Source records
[BEGIN]
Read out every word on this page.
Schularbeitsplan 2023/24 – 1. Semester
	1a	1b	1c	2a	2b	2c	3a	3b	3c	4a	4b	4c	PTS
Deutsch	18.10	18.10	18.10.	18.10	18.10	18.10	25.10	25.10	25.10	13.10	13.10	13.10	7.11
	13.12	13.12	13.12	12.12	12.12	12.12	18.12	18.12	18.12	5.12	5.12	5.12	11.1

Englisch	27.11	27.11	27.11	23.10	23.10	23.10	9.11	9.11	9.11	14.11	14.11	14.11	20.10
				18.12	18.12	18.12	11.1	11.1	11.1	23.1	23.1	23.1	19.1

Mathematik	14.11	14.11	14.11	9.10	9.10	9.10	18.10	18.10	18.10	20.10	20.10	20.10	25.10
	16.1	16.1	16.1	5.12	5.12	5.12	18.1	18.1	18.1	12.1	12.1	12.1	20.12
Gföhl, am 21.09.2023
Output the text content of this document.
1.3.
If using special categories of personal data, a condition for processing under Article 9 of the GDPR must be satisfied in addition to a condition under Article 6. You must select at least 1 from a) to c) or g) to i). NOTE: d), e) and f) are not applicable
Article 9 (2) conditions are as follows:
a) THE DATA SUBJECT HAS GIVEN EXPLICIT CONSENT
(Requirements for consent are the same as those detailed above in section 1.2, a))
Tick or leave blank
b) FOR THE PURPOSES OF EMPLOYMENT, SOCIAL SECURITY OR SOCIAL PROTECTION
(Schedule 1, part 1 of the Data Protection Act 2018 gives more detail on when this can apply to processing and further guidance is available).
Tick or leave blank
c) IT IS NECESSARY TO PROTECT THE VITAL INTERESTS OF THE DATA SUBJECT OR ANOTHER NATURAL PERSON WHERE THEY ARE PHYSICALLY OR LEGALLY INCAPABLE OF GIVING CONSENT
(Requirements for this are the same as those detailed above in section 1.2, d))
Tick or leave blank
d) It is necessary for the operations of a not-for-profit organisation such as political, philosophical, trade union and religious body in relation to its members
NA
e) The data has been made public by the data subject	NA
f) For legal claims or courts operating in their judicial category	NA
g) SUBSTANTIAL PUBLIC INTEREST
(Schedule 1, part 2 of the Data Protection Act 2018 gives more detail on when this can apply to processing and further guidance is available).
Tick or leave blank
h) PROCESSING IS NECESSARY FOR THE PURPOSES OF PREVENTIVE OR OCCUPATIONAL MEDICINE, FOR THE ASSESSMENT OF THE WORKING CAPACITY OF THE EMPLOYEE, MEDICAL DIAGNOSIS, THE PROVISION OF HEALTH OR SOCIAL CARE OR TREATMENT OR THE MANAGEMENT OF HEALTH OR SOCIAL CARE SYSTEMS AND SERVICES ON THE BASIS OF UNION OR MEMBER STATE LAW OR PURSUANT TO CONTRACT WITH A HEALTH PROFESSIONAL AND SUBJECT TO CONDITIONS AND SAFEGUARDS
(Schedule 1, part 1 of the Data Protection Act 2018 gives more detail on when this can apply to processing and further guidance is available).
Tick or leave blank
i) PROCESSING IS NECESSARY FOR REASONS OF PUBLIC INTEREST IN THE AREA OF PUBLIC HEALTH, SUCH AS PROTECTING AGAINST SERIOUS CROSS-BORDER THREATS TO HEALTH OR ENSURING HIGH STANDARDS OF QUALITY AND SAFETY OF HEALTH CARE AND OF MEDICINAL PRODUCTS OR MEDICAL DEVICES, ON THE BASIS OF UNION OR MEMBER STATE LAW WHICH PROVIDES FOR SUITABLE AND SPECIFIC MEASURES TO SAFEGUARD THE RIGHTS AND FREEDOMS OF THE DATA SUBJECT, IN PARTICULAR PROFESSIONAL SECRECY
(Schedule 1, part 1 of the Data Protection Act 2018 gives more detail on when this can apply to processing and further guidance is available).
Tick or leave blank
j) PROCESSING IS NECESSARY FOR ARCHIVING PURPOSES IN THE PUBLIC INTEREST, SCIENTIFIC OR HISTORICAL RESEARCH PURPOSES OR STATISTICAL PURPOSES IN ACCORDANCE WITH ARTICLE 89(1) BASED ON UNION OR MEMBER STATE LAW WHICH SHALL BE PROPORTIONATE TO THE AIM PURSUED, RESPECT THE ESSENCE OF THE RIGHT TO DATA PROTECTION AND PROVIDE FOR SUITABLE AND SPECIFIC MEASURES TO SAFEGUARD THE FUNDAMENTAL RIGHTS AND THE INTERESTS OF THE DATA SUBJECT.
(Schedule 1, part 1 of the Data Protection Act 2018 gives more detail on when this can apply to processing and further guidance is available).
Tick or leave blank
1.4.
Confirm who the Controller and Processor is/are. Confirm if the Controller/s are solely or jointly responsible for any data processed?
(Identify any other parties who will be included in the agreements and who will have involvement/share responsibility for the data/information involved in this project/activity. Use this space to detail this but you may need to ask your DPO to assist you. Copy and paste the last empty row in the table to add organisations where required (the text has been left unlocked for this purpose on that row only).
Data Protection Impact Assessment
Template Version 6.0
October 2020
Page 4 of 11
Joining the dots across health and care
[END]
Copy each record from above exactly, and include every line.

Read out every word on this page.
Schularbeitsplan 2023/24 – 1. Semester
	1a	1b	1c	2a	2b	2c	3a	3b	3c	4a	4b	4c	PTS
Deutsch	18.10	18.10	18.10.	18.10	18.10	18.10	25.10	25.10	25.10	13.10	13.10	13.10	7.11
	13.12	13.12	13.12	12.12	12.12	12.12	18.12	18.12	18.12	5.12	5.12	5.12	11.1

Englisch	27.11	27.11	27.11	23.10	23.10	23.10	9.11	9.11	9.11	14.11	14.11	14.11	20.10
				18.12	18.12	18.12	11.1	11.1	11.1	23.1	23.1	23.1	19.1

Mathematik	14.11	14.11	14.11	9.10	9.10	9.10	18.10	18.10	18.10	20.10	20.10	20.10	25.10
	16.1	16.1	16.1	5.12	5.12	5.12	18.1	18.1	18.1	12.1	12.1	12.1	20.12
Gföhl, am 21.09.2023
Output the text content of this document.
1.3.
If using special categories of personal data, a condition for processing under Article 9 of the GDPR must be satisfied in addition to a condition under Article 6. You must select at least 1 from a) to c) or g) to i). NOTE: d), e) and f) are not applicable
Article 9 (2) conditions are as follows:
a) THE DATA SUBJECT HAS GIVEN EXPLICIT CONSENT
(Requirements for consent are the same as those detailed above in section 1.2, a))
Tick or leave blank
b) FOR THE PURPOSES OF EMPLOYMENT, SOCIAL SECURITY OR SOCIAL PROTECTION
(Schedule 1, part 1 of the Data Protection Act 2018 gives more detail on when this can apply to processing and further guidance is available).
Tick or leave blank
c) IT IS NECESSARY TO PROTECT THE VITAL INTERESTS OF THE DATA SUBJECT OR ANOTHER NATURAL PERSON WHERE THEY ARE PHYSICALLY OR LEGALLY INCAPABLE OF GIVING CONSENT
(Requirements for this are the same as those detailed above in section 1.2, d))
Tick or leave blank
d) It is necessary for the operations of a not-for-profit organisation such as political, philosophical, trade union and religious body in relation to its members
NA
e) The data has been made public by the data subject	NA
f) For legal claims or courts operating in their judicial category	NA
g) SUBSTANTIAL PUBLIC INTEREST
(Schedule 1, part 2 of the Data Protection Act 2018 gives more detail on when this can apply to processing and further guidance is available).
Tick or leave blank
h) PROCESSING IS NECESSARY FOR THE PURPOSES OF PREVENTIVE OR OCCUPATIONAL MEDICINE, FOR THE ASSESSMENT OF THE WORKING CAPACITY OF THE EMPLOYEE, MEDICAL DIAGNOSIS, THE PROVISION OF HEALTH OR SOCIAL CARE OR TREATMENT OR THE MANAGEMENT OF HEALTH OR SOCIAL CARE SYSTEMS AND SERVICES ON THE BASIS OF UNION OR MEMBER STATE LAW OR PURSUANT TO CONTRACT WITH A HEALTH PROFESSIONAL AND SUBJECT TO CONDITIONS AND SAFEGUARDS
(Schedule 1, part 1 of the Data Protection Act 2018 gives more detail on when this can apply to processing and further guidance is available).
Tick or leave blank
i) PROCESSING IS NECESSARY FOR REASONS OF PUBLIC INTEREST IN THE AREA OF PUBLIC HEALTH, SUCH AS PROTECTING AGAINST SERIOUS CROSS-BORDER THREATS TO HEALTH OR ENSURING HIGH STANDARDS OF QUALITY AND SAFETY OF HEALTH CARE AND OF MEDICINAL PRODUCTS OR MEDICAL DEVICES, ON THE BASIS OF UNION OR MEMBER STATE LAW WHICH PROVIDES FOR SUITABLE AND SPECIFIC MEASURES TO SAFEGUARD THE RIGHTS AND FREEDOMS OF THE DATA SUBJECT, IN PARTICULAR PROFESSIONAL SECRECY
(Schedule 1, part 1 of the Data Protection Act 2018 gives more detail on when this can apply to processing and further guidance is available).
Tick or leave blank
j) PROCESSING IS NECESSARY FOR ARCHIVING PURPOSES IN THE PUBLIC INTEREST, SCIENTIFIC OR HISTORICAL RESEARCH PURPOSES OR STATISTICAL PURPOSES IN ACCORDANCE WITH ARTICLE 89(1) BASED ON UNION OR MEMBER STATE LAW WHICH SHALL BE PROPORTIONATE TO THE AIM PURSUED, RESPECT THE ESSENCE OF THE RIGHT TO DATA PROTECTION AND PROVIDE FOR SUITABLE AND SPECIFIC MEASURES TO SAFEGUARD THE FUNDAMENTAL RIGHTS AND THE INTERESTS OF THE DATA SUBJECT.
(Schedule 1, part 1 of the Data Protection Act 2018 gives more detail on when this can apply to processing and further guidance is available).
Tick or leave blank
1.4.
Confirm who the Controller and Processor is/are. Confirm if the Controller/s are solely or jointly responsible for any data processed?
(Identify any other parties who will be included in the agreements and who will have involvement/share responsibility for the data/information involved in this project/activity. Use this space to detail this but you may need to ask your DPO to assist you. Copy and paste the last empty row in the table to add organisations where required (the text has been left unlocked for this purpose on that row only).
Data Protection Impact Assessment
Template Version 6.0
October 2020
Page 4 of 11
Joining the dots across health and care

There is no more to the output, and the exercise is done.